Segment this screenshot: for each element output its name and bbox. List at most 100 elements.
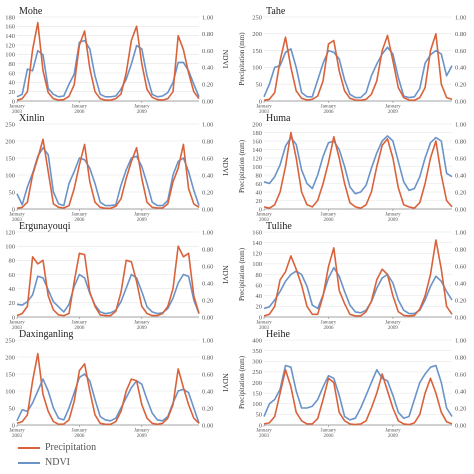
x-tick-year: 2003 [12, 218, 23, 223]
series-line-ndvi [16, 39, 200, 98]
y-tick-label: 0 [12, 206, 15, 213]
y2-tick-label: 0.60 [455, 263, 466, 270]
y-tick-label: 120 [5, 42, 15, 49]
y2-tick-label: 0.80 [202, 138, 213, 145]
y-tick-label: 40 [9, 286, 16, 293]
chart-panel: 0 20 40 60 80 100 120 140 160 0.00 0.20 0.40 0.60 0.8… [238, 221, 466, 331]
x-tick-label: January [134, 429, 150, 434]
y2-tick-label: 0.60 [455, 155, 466, 162]
y2-tick-label: 0.20 [202, 297, 213, 304]
y-axis-label: Precipitation (mm) [238, 139, 246, 193]
y-tick-label: 250 [5, 337, 15, 344]
x-tick-year: 2003 [12, 110, 23, 115]
y-tick-label: 200 [252, 380, 262, 387]
y2-tick-label: 1.00 [202, 229, 213, 236]
chart-title: Ergunayouqi [19, 221, 71, 232]
x-tick-year: 2003 [259, 434, 270, 439]
x-tick-label: January [385, 213, 401, 218]
y-tick-label: 140 [5, 33, 15, 40]
y-tick-label: 50 [9, 405, 16, 412]
y2-tick-label: 0.00 [455, 422, 466, 429]
x-tick-year: 2003 [12, 434, 23, 439]
y2-tick-label: 1.00 [455, 14, 466, 21]
y-tick-label: 80 [256, 172, 263, 179]
y-tick-label: 250 [252, 14, 262, 21]
y-tick-label: 20 [256, 198, 263, 205]
y-tick-label: 150 [5, 371, 15, 378]
x-tick-label: January [134, 105, 150, 110]
x-tick-year: 2009 [388, 218, 399, 223]
legend-item-precipitation: Precipitation [18, 440, 178, 455]
y-tick-label: 100 [252, 401, 262, 408]
y-tick-label: 160 [252, 229, 262, 236]
y-tick-label: 0 [12, 98, 15, 105]
y-tick-label: 0 [12, 314, 15, 321]
x-tick-year: 2003 [259, 218, 270, 223]
y2-tick-label: 0.80 [455, 31, 466, 38]
x-tick-year: 2009 [388, 434, 399, 439]
x-tick-label: January [256, 213, 272, 218]
series-line-precipitation [16, 352, 200, 426]
y-tick-label: 60 [9, 272, 16, 279]
y2-tick-label: 0.40 [202, 388, 213, 395]
x-tick-year: 2003 [259, 326, 270, 331]
series-line-precipitation [263, 131, 453, 209]
y2-tick-label: 0.80 [455, 354, 466, 361]
series-line-precipitation [16, 245, 200, 317]
chart-title: Xinlin [19, 113, 45, 124]
x-tick-label: January [256, 321, 272, 326]
x-tick-label: January [256, 429, 272, 434]
y2-tick-label: 0.40 [455, 65, 466, 72]
x-tick-label: January [134, 321, 150, 326]
y-tick-label: 180 [252, 130, 262, 137]
y2-tick-label: 0.00 [202, 206, 213, 213]
y2-tick-label: 1.00 [455, 229, 466, 236]
y-tick-label: 200 [5, 354, 15, 361]
series-line-ndvi [263, 135, 453, 195]
y2-tick-label: 0.40 [455, 172, 466, 179]
y-tick-label: 100 [5, 172, 15, 179]
chart-panel: 0 50 100 150 200 250 300 350 400 0.00 0.20 0.40 0.60… [238, 329, 466, 439]
x-tick-year: 2009 [388, 110, 399, 115]
y-axis-label: Precipitation (mm) [238, 355, 246, 409]
x-tick-label: January [385, 321, 401, 326]
x-tick-label: January [385, 105, 401, 110]
y2-tick-label: 0.80 [455, 246, 466, 253]
series-line-precipitation [263, 32, 453, 102]
y-tick-label: 160 [252, 138, 262, 145]
y2-tick-label: 0.20 [455, 297, 466, 304]
x-tick-label: January [321, 213, 337, 218]
series-line-precipitation [263, 368, 453, 426]
x-tick-label: January [9, 105, 25, 110]
y-tick-label: 160 [5, 24, 15, 31]
y-tick-label: 100 [252, 65, 262, 72]
x-tick-year: 2006 [74, 218, 85, 223]
legend-swatch-precipitation [18, 446, 40, 449]
y2-tick-label: 0.00 [202, 422, 213, 429]
y-tick-label: 100 [252, 164, 262, 171]
y2-tick-label: 0.20 [202, 405, 213, 412]
x-tick-label: January [72, 321, 88, 326]
y-tick-label: 150 [252, 48, 262, 55]
y-tick-label: 50 [256, 412, 263, 419]
chart-title: Daxinganling [19, 329, 73, 340]
y2-tick-label: 0.00 [455, 98, 466, 105]
y2-axis-label: NDVI [221, 373, 230, 392]
chart-title: Huma [266, 113, 291, 124]
legend-swatch-ndvi [18, 461, 40, 464]
y2-tick-label: 0.20 [455, 189, 466, 196]
x-tick-year: 2009 [137, 326, 148, 331]
y-tick-label: 20 [9, 89, 16, 96]
x-tick-label: January [9, 213, 25, 218]
y-tick-label: 80 [9, 61, 16, 68]
y-tick-label: 120 [252, 251, 262, 258]
y2-tick-label: 0.60 [202, 263, 213, 270]
y2-tick-label: 0.60 [455, 371, 466, 378]
y-tick-label: 120 [252, 155, 262, 162]
x-tick-year: 2009 [137, 218, 148, 223]
y-tick-label: 180 [5, 14, 15, 21]
y-tick-label: 200 [252, 121, 262, 128]
y2-tick-label: 0.00 [455, 314, 466, 321]
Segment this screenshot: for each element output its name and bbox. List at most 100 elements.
※
> [YOUR GOAL]:
Format every line of the material above as a numbered list, skipping any blank lines and leaving out the pictures.

> [PROBLEM SOLUTION]:
1. Segment this screenshot: for each element output its name and bbox. List at most 100 elements.
2. x-tick-year: 2003 [12, 218, 23, 223]
3. series-line-ndvi [16, 39, 200, 98]
4. y-tick-label: 0 [12, 206, 15, 213]
5. y2-tick-label: 0.60 [455, 263, 466, 270]
6. y-tick-label: 120 [5, 42, 15, 49]
7. y2-tick-label: 0.80 [202, 138, 213, 145]
8. y-tick-label: 40 [9, 286, 16, 293]
9. chart-panel: 0 20 40 60 80 100 120 140 160 0.00 0.20 0.40 0.60 0.8… [238, 221, 466, 331]
10. x-tick-label: January [134, 429, 150, 434]
11. y2-tick-label: 0.60 [455, 155, 466, 162]
12. y2-tick-label: 0.20 [202, 297, 213, 304]
13. y-axis-label: Precipitation (mm) [238, 139, 246, 193]
14. y-tick-label: 250 [5, 337, 15, 344]
15. x-tick-year: 2003 [12, 110, 23, 115]
16. y-tick-label: 200 [252, 380, 262, 387]
17. y2-tick-label: 1.00 [202, 229, 213, 236]
18. chart-title: Ergunayouqi [19, 221, 71, 232]
19. x-tick-year: 2003 [259, 434, 270, 439]
20. x-tick-label: January [385, 213, 401, 218]
21. y-tick-label: 140 [5, 33, 15, 40]
22. y-tick-label: 50 [9, 405, 16, 412]
23. y2-tick-label: 0.00 [455, 422, 466, 429]
24. x-tick-year: 2003 [12, 434, 23, 439]
25. y2-tick-label: 1.00 [455, 14, 466, 21]
26. y-tick-label: 80 [256, 172, 263, 179]
27. y-tick-label: 250 [252, 14, 262, 21]
28. y-tick-label: 20 [256, 198, 263, 205]
29. y-tick-label: 150 [5, 371, 15, 378]
30. x-tick-label: January [134, 105, 150, 110]
31. x-tick-year: 2009 [388, 218, 399, 223]
32. legend-item-precipitation: Precipitation [18, 440, 178, 455]
33. y-tick-label: 100 [252, 401, 262, 408]
34. y-tick-label: 160 [252, 229, 262, 236]
35. y-tick-label: 0 [12, 98, 15, 105]
36. y-tick-label: 0 [12, 314, 15, 321]
37. x-tick-year: 2003 [259, 218, 270, 223]
38. y2-tick-label: 0.80 [455, 31, 466, 38]
39. x-tick-year: 2009 [388, 434, 399, 439]
40. x-tick-label: January [256, 213, 272, 218]
41. series-line-precipitation [16, 352, 200, 426]
42. y-tick-label: 60 [9, 272, 16, 279]
43. y2-tick-label: 0.40 [202, 388, 213, 395]
44. x-tick-year: 2003 [259, 326, 270, 331]
45. series-line-precipitation [263, 131, 453, 209]
46. y2-tick-label: 0.80 [455, 354, 466, 361]
47. series-line-precipitation [16, 245, 200, 317]
48. chart-title: Xinlin [19, 113, 45, 124]
49. x-tick-label: January [256, 321, 272, 326]
50. x-tick-label: January [256, 429, 272, 434]
51. y2-tick-label: 0.40 [455, 65, 466, 72]
52. x-tick-label: January [134, 321, 150, 326]
53. y-tick-label: 180 [252, 130, 262, 137]
54. y2-tick-label: 0.00 [202, 206, 213, 213]
55. y2-tick-label: 1.00 [455, 229, 466, 236]
56. y-tick-label: 200 [5, 354, 15, 361]
57. series-line-ndvi [263, 135, 453, 195]
58. y2-tick-label: 0.40 [455, 172, 466, 179]
59. y-tick-label: 100 [5, 172, 15, 179]
60. chart-panel: 0 50 100 150 200 250 300 350 400 0.00 0.20 0.40 0.60… [238, 329, 466, 439]
61. x-tick-year: 2009 [388, 110, 399, 115]
62. y-axis-label: Precipitation (mm) [238, 355, 246, 409]
63. x-tick-label: January [385, 321, 401, 326]
64. x-tick-label: January [385, 105, 401, 110]
65. y2-tick-label: 0.80 [455, 246, 466, 253]
66. series-line-precipitation [263, 32, 453, 102]
67. y-tick-label: 160 [252, 138, 262, 145]
68. y2-tick-label: 0.20 [455, 297, 466, 304]
69. x-tick-label: January [321, 213, 337, 218]
70. series-line-precipitation [263, 368, 453, 426]
71. x-tick-label: January [9, 105, 25, 110]
72. y-tick-label: 160 [5, 24, 15, 31]
73. y-tick-label: 100 [252, 65, 262, 72]
74. x-tick-year: 2006 [74, 218, 85, 223]
75. legend-swatch-precipitation [18, 446, 40, 449]
76. y2-tick-label: 0.00 [202, 422, 213, 429]
77. y-tick-label: 100 [252, 164, 262, 171]
78. y2-tick-label: 0.20 [202, 405, 213, 412]
79. x-tick-label: January [72, 321, 88, 326]
80. y-tick-label: 150 [252, 48, 262, 55]
81. y-tick-label: 50 [256, 412, 263, 419]
82. chart-title: Daxinganling [19, 329, 73, 340]
83. y2-tick-label: 0.00 [455, 98, 466, 105]
84. y2-axis-label: NDVI [221, 373, 230, 392]
85. chart-title: Huma [266, 113, 291, 124]
86. legend-swatch-ndvi [18, 461, 40, 464]
87. y2-tick-label: 0.20 [455, 189, 466, 196]
88. x-tick-year: 2009 [137, 326, 148, 331]
89. y-tick-label: 20 [9, 89, 16, 96]
90. x-tick-label: January [9, 213, 25, 218]
91. y-tick-label: 80 [9, 61, 16, 68]
92. y-tick-label: 120 [252, 251, 262, 258]
93. y2-tick-label: 0.60 [202, 263, 213, 270]
94. y2-tick-label: 0.60 [455, 371, 466, 378]
95. y-tick-label: 120 [252, 155, 262, 162]
96. x-tick-year: 2009 [137, 218, 148, 223]
97. y-tick-label: 180 [5, 14, 15, 21]
98. y-tick-label: 200 [252, 121, 262, 128]
99. y2-tick-label: 0.00 [455, 314, 466, 321]
100. Segment this screenshot: for each element output its name and bbox. List at most 100 elements.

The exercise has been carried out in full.